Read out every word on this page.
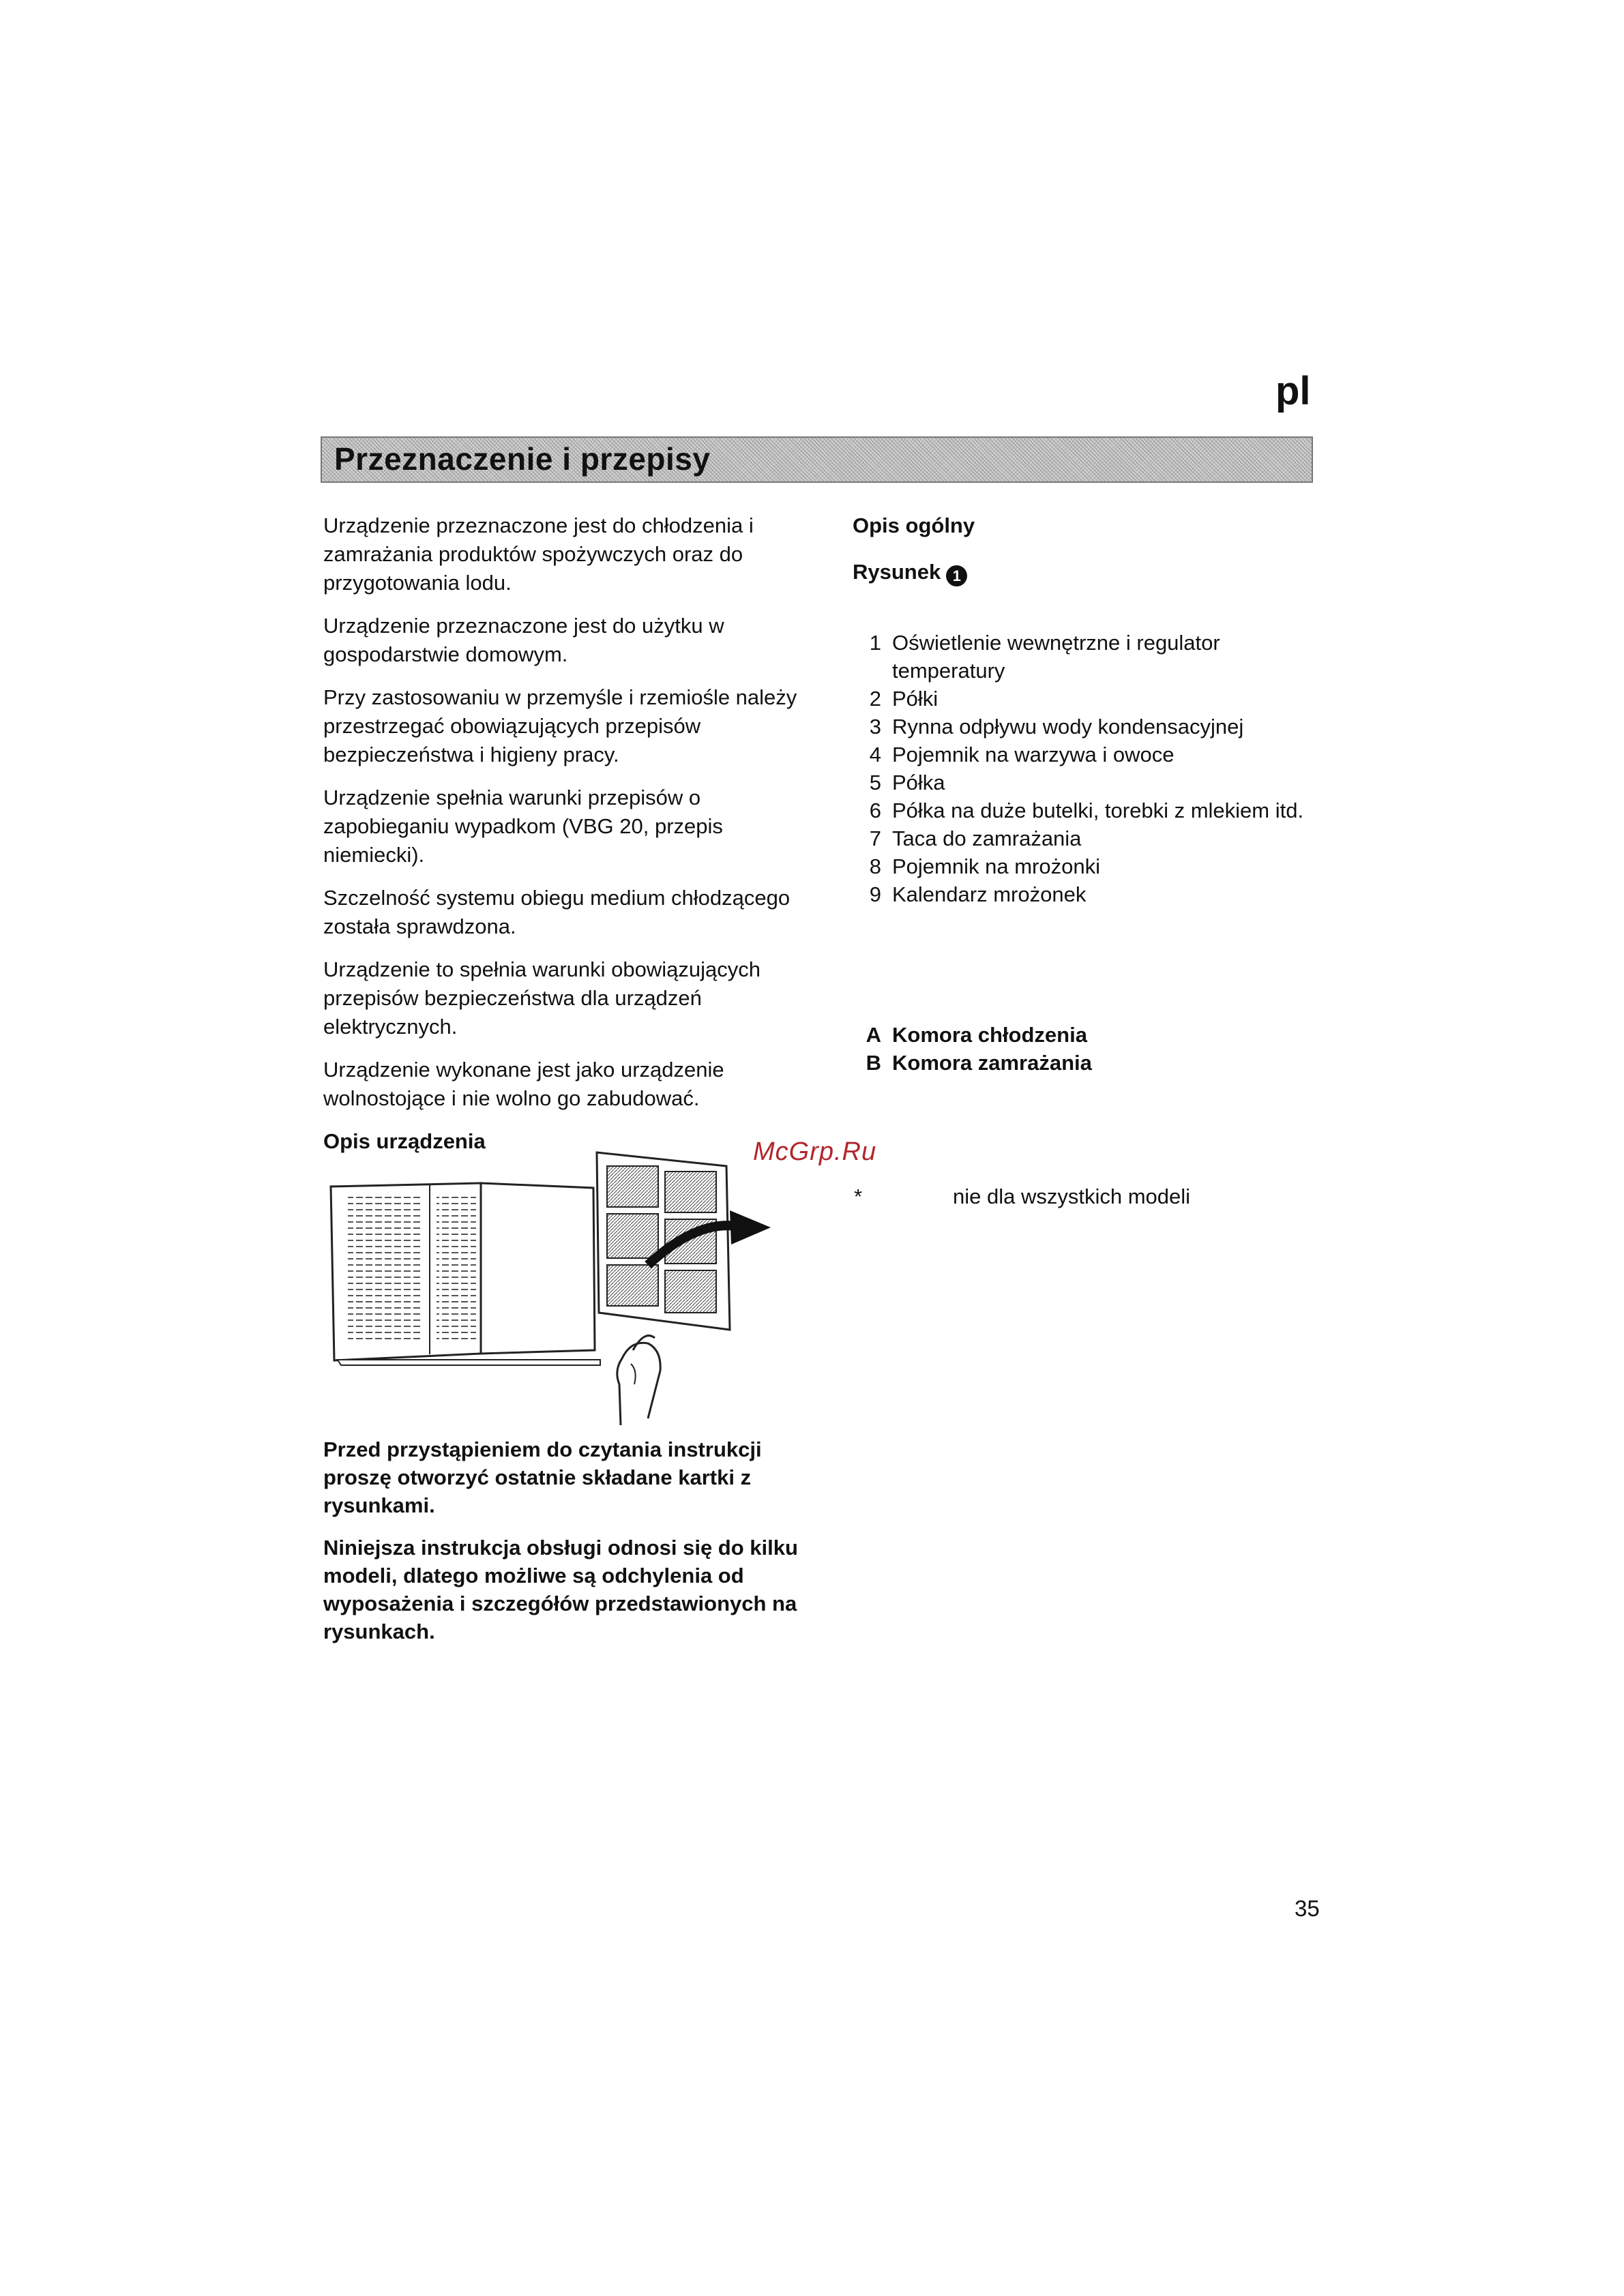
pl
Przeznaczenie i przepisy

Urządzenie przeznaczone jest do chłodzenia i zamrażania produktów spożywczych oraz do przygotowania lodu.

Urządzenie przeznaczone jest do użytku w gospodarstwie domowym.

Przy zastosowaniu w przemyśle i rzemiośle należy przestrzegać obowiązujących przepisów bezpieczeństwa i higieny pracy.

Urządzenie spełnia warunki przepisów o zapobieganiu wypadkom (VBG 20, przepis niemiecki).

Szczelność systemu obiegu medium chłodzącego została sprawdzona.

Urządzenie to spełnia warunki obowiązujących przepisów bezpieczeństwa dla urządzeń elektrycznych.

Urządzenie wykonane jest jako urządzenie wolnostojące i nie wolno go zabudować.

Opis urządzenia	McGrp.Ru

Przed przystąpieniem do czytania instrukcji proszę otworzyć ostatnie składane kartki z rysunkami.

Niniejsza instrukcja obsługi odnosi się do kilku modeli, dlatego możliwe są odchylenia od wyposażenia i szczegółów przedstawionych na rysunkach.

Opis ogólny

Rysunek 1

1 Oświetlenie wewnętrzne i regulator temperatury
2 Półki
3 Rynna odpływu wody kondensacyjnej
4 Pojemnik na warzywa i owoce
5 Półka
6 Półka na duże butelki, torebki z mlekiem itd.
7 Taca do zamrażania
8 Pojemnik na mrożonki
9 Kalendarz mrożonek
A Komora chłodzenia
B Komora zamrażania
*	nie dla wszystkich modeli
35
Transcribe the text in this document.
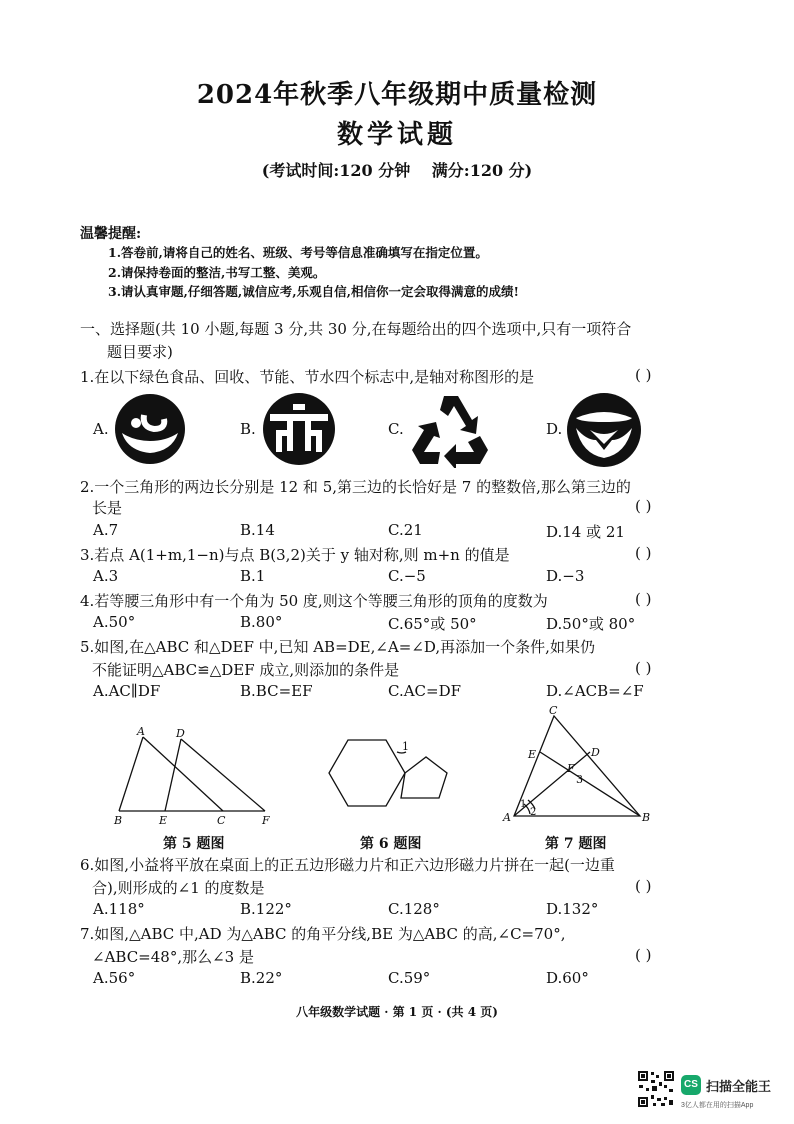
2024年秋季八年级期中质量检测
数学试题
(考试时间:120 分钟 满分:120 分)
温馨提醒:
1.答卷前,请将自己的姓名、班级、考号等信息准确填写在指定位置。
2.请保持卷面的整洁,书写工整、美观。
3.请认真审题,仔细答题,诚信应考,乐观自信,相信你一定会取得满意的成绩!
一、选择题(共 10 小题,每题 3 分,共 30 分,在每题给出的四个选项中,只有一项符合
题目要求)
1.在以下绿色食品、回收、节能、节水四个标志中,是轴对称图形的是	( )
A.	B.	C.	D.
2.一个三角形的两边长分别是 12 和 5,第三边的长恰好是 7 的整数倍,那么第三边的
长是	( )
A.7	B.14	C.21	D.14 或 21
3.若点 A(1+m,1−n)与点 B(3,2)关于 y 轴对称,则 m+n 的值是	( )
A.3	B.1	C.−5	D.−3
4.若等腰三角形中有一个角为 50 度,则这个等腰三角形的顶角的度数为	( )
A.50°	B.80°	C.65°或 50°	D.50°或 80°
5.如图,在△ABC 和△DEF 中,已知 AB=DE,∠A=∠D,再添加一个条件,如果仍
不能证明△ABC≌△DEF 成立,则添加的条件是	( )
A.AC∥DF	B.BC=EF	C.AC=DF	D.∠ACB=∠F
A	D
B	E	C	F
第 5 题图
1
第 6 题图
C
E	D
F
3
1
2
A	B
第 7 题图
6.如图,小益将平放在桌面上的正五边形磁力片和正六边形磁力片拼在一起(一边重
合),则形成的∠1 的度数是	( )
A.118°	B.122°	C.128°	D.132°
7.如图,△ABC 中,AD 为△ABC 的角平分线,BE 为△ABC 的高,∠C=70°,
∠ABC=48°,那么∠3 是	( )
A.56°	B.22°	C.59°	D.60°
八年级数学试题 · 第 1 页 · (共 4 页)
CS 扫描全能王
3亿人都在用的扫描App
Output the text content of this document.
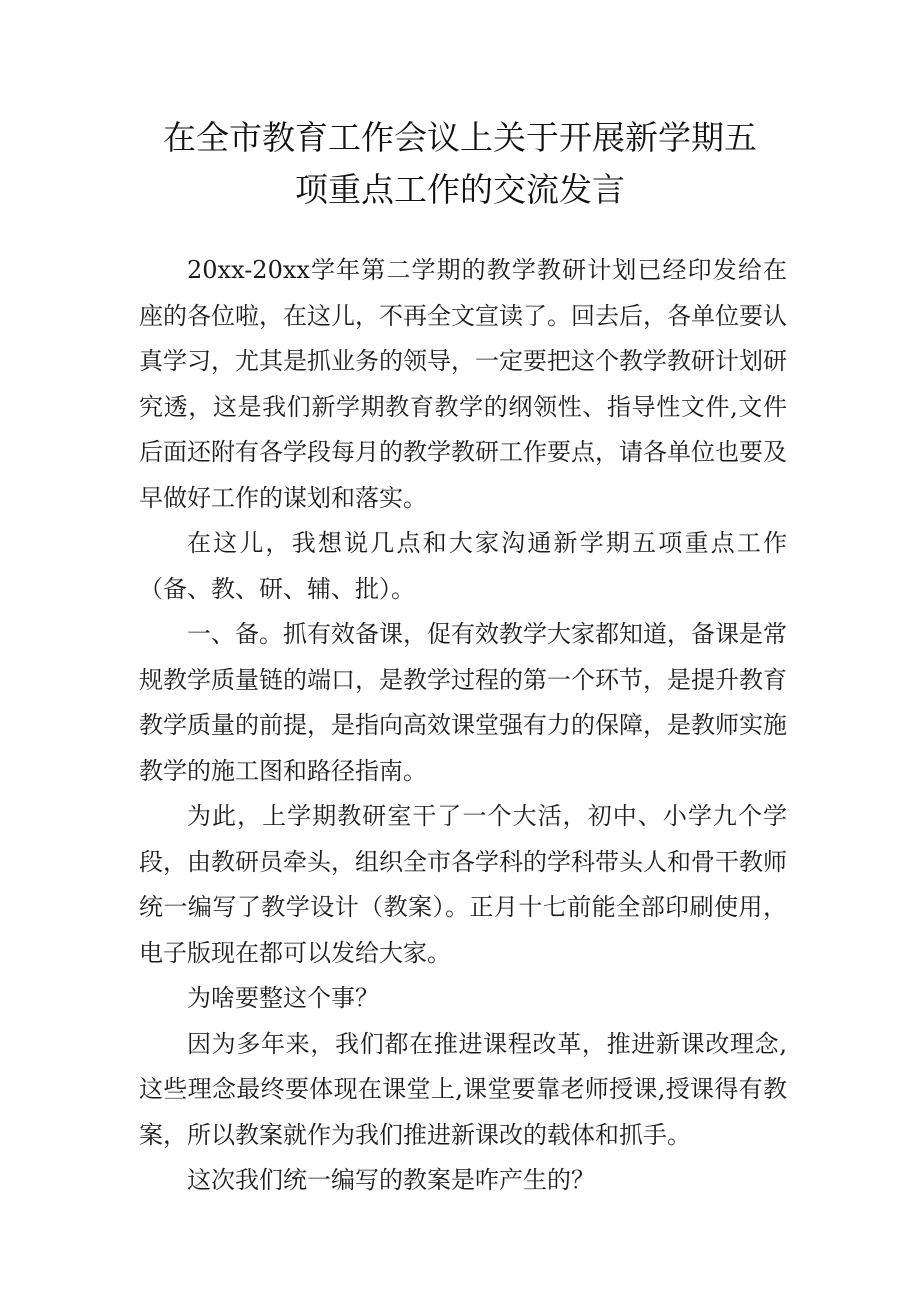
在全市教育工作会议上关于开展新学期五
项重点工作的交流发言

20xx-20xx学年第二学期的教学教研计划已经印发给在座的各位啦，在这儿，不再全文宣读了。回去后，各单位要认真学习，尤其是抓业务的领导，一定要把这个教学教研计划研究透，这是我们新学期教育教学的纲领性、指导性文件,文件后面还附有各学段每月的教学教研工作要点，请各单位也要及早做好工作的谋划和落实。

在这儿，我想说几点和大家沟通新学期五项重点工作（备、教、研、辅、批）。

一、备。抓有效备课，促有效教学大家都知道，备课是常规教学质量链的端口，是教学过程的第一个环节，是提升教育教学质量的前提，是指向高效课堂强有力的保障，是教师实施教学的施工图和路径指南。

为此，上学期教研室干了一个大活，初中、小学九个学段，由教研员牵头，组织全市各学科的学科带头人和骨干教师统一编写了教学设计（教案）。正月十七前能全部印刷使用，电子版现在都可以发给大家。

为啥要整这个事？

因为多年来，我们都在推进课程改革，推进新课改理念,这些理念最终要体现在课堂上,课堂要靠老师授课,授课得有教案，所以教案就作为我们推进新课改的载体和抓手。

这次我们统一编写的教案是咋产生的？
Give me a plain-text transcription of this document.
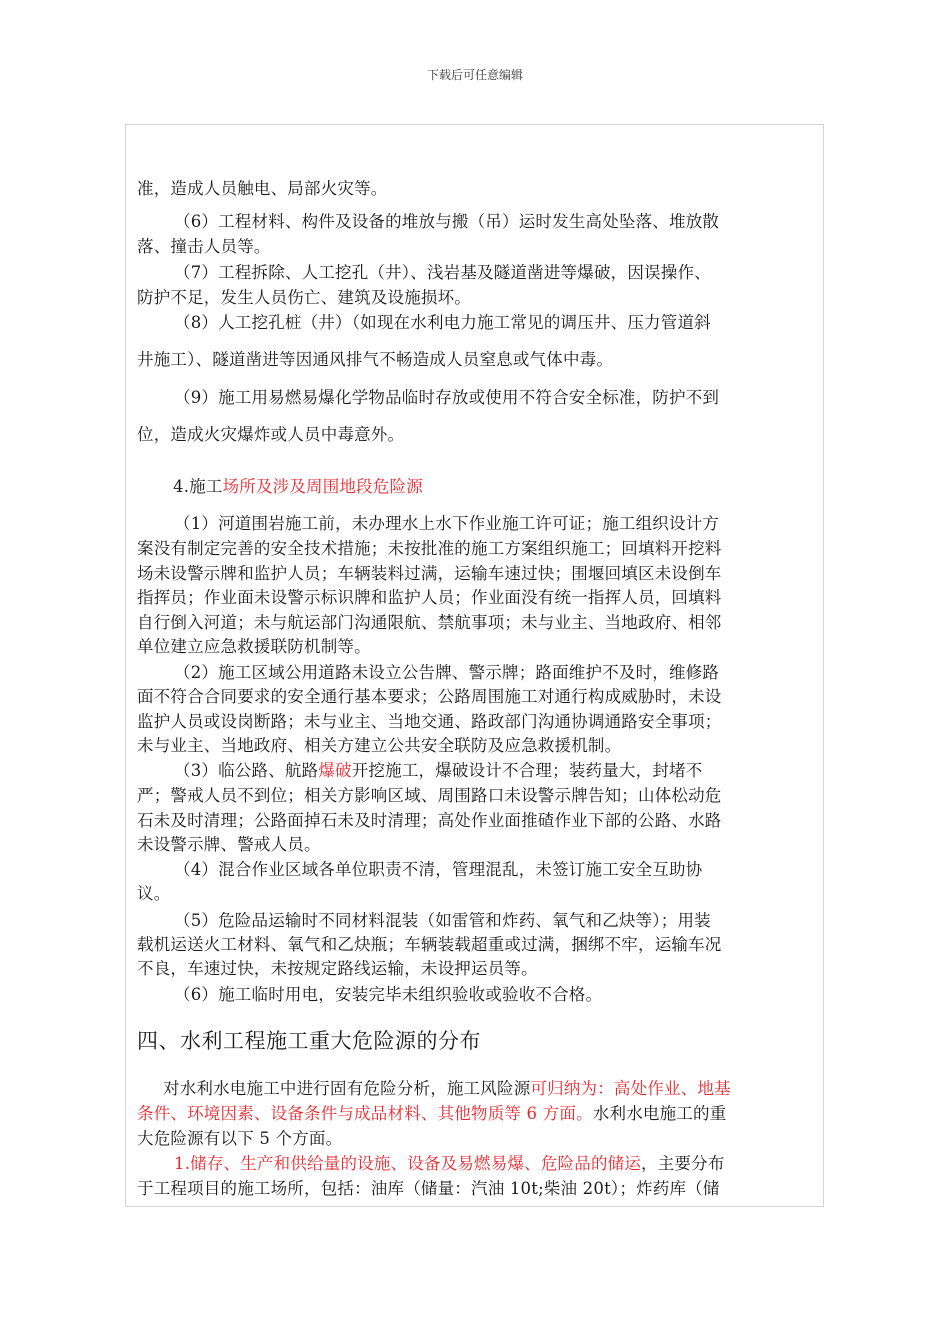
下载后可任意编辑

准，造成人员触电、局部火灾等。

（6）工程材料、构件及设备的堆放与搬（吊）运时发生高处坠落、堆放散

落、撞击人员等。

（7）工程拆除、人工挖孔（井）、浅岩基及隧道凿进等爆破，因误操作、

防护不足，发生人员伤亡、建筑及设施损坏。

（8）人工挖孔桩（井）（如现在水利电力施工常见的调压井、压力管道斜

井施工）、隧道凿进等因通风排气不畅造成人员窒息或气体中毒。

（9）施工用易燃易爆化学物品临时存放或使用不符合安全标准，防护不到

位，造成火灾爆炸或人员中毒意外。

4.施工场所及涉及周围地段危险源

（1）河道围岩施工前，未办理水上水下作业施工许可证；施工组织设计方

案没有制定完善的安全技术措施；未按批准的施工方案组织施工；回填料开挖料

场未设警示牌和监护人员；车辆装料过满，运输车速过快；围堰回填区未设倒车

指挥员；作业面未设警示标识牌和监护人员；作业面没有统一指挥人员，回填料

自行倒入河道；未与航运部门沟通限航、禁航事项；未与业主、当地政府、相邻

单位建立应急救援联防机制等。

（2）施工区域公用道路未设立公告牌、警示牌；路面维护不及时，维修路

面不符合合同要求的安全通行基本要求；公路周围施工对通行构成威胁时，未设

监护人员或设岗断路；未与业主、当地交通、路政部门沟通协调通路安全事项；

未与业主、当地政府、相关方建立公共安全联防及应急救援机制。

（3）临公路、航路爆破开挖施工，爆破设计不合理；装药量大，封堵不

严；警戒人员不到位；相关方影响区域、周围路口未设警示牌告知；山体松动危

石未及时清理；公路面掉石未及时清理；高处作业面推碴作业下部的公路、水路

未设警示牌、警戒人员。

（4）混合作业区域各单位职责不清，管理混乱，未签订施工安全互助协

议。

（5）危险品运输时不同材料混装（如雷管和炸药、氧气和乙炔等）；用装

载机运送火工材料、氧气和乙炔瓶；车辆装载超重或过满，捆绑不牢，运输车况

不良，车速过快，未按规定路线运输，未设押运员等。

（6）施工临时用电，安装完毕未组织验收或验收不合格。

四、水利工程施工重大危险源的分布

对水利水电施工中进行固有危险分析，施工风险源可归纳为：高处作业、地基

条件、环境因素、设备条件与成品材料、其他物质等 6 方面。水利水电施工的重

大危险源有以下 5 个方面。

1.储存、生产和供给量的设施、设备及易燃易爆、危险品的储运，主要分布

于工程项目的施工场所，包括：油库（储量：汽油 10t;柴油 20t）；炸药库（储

JOB
State the count of lines with the word "document" in them, and write nothing else.

REPLY TO THE TASK
3